Exercise details – Copy every line of the records below where the word "представителем" occurs.

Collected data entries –
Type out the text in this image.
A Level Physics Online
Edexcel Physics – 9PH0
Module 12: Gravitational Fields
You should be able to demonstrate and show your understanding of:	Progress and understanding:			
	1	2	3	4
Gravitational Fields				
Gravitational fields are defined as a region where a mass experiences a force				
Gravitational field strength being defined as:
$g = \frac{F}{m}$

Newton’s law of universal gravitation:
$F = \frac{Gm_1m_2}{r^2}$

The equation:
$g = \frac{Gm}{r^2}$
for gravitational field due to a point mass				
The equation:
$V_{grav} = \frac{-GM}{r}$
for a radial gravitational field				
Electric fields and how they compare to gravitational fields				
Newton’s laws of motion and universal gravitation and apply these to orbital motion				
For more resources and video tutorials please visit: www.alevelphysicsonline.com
==
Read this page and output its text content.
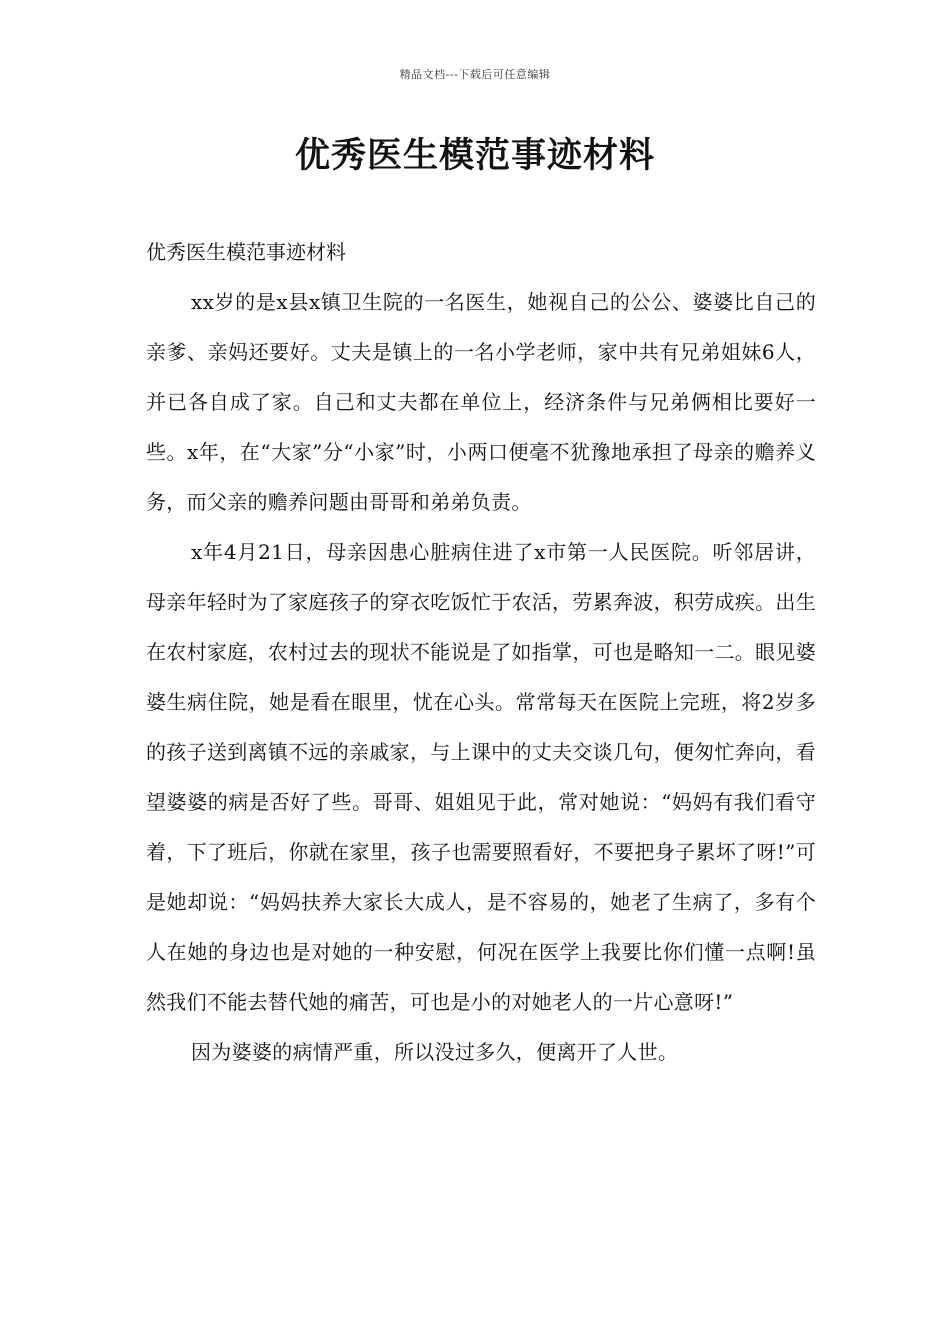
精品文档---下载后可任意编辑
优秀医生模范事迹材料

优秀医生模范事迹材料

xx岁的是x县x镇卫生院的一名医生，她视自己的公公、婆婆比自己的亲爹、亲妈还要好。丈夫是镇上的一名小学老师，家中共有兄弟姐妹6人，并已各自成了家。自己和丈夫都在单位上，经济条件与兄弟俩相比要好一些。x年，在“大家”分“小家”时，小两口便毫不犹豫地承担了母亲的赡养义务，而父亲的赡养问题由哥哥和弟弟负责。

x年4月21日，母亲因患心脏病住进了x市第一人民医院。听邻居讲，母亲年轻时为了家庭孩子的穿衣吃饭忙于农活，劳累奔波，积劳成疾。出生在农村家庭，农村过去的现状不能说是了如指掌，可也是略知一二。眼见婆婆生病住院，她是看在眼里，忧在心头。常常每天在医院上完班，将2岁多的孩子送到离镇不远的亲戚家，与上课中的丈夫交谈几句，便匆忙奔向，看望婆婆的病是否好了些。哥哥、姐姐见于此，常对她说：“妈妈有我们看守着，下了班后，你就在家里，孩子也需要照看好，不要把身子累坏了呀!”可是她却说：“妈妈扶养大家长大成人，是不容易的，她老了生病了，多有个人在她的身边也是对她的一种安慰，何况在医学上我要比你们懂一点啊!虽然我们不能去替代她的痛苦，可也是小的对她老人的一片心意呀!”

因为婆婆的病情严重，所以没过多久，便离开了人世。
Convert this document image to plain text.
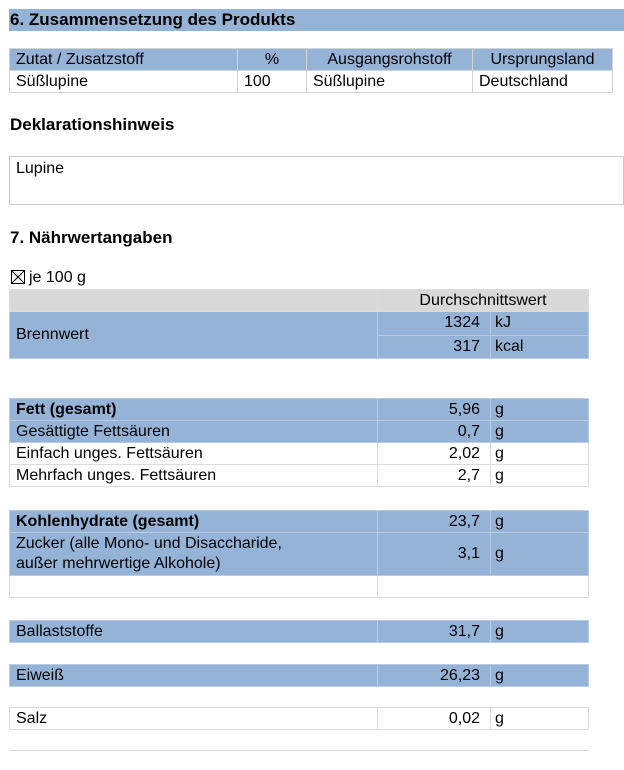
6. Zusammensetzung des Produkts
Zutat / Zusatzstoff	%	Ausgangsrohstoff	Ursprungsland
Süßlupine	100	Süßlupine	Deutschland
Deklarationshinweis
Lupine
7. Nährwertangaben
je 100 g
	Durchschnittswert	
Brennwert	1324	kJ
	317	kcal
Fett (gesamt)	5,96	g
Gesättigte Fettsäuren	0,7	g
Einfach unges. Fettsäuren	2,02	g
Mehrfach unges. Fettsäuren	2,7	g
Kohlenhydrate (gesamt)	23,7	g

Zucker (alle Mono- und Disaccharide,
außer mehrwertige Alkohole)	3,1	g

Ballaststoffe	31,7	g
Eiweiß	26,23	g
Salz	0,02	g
...
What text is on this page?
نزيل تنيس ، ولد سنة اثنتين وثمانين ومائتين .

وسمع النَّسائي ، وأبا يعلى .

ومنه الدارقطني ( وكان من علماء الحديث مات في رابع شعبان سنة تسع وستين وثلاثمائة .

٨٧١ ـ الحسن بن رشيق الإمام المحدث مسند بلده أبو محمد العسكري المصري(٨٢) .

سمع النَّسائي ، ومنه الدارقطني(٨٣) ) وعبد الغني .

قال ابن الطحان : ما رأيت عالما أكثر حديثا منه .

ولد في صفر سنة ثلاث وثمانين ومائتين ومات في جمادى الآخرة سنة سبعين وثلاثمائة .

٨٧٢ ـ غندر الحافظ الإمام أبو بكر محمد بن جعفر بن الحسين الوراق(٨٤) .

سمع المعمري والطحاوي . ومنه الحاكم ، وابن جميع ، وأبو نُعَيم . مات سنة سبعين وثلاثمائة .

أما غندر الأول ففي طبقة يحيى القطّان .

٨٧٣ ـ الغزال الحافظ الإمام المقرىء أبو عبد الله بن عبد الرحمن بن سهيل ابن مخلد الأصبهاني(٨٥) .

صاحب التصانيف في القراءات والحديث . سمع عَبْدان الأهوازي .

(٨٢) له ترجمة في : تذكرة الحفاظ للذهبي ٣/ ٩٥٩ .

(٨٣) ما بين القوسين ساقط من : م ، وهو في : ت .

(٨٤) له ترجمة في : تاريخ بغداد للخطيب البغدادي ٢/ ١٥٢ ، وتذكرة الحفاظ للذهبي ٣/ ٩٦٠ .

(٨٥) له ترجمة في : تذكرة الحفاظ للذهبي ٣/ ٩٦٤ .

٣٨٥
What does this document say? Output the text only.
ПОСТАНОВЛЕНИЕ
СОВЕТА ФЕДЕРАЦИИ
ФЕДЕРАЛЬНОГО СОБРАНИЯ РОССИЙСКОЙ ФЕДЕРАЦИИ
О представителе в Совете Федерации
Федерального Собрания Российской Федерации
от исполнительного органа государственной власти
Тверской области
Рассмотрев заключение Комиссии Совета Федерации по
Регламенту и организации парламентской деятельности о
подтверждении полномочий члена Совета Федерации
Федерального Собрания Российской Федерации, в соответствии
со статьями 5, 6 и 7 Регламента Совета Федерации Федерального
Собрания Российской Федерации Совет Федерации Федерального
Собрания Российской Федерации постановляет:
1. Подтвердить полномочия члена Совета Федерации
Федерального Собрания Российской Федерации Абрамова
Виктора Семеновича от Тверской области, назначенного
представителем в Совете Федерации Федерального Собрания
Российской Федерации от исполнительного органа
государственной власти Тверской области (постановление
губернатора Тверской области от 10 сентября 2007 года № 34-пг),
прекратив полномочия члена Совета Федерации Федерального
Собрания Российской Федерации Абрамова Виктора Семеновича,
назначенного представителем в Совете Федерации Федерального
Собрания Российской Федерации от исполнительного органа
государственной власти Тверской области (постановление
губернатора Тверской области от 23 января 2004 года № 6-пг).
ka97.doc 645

Result of this task –
представителем в Совете Федерации Федерального Собрания
назначенного представителем в Совете Федерации Федерального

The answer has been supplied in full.